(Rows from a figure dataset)
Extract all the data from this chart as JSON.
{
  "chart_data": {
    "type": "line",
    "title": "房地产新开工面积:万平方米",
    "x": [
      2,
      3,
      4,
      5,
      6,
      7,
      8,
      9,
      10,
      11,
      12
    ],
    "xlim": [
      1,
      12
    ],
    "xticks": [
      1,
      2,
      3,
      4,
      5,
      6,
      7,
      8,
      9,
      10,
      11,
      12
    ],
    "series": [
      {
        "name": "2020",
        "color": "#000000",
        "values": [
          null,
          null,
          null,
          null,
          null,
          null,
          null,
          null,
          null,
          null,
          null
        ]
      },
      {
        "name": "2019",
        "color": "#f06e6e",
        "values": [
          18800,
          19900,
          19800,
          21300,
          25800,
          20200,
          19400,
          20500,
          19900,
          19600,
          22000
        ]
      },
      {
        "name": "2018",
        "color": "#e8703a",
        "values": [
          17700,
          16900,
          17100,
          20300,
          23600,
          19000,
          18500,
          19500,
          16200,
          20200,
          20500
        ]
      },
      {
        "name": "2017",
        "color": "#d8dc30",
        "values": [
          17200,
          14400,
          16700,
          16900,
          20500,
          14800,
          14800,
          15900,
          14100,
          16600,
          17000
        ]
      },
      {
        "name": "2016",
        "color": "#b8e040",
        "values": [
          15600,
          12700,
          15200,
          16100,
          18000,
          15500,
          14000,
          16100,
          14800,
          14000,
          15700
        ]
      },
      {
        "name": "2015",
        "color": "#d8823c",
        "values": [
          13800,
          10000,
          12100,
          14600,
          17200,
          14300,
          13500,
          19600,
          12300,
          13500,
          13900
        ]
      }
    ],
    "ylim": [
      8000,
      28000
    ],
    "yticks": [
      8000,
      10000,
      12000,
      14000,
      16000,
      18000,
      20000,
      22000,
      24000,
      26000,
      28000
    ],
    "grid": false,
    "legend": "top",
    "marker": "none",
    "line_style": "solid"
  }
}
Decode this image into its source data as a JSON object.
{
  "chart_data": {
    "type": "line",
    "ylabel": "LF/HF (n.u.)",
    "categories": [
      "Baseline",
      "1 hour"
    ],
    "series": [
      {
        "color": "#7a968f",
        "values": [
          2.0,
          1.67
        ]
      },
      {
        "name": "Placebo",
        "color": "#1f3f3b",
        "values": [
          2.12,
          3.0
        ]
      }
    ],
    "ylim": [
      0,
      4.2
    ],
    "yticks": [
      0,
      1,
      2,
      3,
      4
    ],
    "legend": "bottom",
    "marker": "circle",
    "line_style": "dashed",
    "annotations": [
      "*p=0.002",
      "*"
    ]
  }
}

__AIM OF THE EXERCISE__:
Extract each line of the listing above, copying it word for word.

__RESULT OF THIS TASK__:
Extract all the data from this chart as JSON.
{
  "chart_data": {
    "type": "line",
    "title": "房地产新开工面积:万平方米",
    "x": [
      2,
      3,
      4,
      5,
      6,
      7,
      8,
      9,
      10,
      11,
      12
    ],
    "xlim": [
      1,
      12
    ],
    "xticks": [
      1,
      2,
      3,
      4,
      5,
      6,
      7,
      8,
      9,
      10,
      11,
      12
    ],
    "series": [
      {
        "name": "2020",
        "color": "#000000",
        "values": [
          null,
          null,
          null,
          null,
          null,
          null,
          null,
          null,
          null,
          null,
          null
        ]
      },
      {
        "name": "2019",
        "color": "#f06e6e",
        "values": [
          18800,
          19900,
          19800,
          21300,
          25800,
          20200,
          19400,
          20500,
          19900,
          19600,
          22000
        ]
      },
      {
        "name": "2018",
        "color": "#e8703a",
        "values": [
          17700,
          16900,
          17100,
          20300,
          23600,
          19000,
          18500,
          19500,
          16200,
          20200,
          20500
        ]
      },
      {
        "name": "2017",
        "color": "#d8dc30",
        "values": [
          17200,
          14400,
          16700,
          16900,
          20500,
          14800,
          14800,
          15900,
          14100,
          16600,
          17000
        ]
      },
      {
        "name": "2016",
        "color": "#b8e040",
        "values": [
          15600,
          12700,
          15200,
          16100,
          18000,
          15500,
          14000,
          16100,
          14800,
          14000,
          15700
        ]
      },
      {
        "name": "2015",
        "color": "#d8823c",
        "values": [
          13800,
          10000,
          12100,
          14600,
          17200,
          14300,
          13500,
          19600,
          12300,
          13500,
          13900
        ]
      }
    ],
    "ylim": [
      8000,
      28000
    ],
    "yticks": [
      8000,
      10000,
      12000,
      14000,
      16000,
      18000,
      20000,
      22000,
      24000,
      26000,
      28000
    ],
    "grid": false,
    "legend": "top",
    "marker": "none",
    "line_style": "solid"
  }
}
Decode this image into its source data as a JSON object.
{
  "chart_data": {
    "type": "line",
    "ylabel": "LF/HF (n.u.)",
    "categories": [
      "Baseline",
      "1 hour"
    ],
    "series": [
      {
        "color": "#7a968f",
        "values": [
          2.0,
          1.67
        ]
      },
      {
        "name": "Placebo",
        "color": "#1f3f3b",
        "values": [
          2.12,
          3.0
        ]
      }
    ],
    "ylim": [
      0,
      4.2
    ],
    "yticks": [
      0,
      1,
      2,
      3,
      4
    ],
    "legend": "bottom",
    "marker": "circle",
    "line_style": "dashed",
    "annotations": [
      "*p=0.002",
      "*"
    ]
  }
}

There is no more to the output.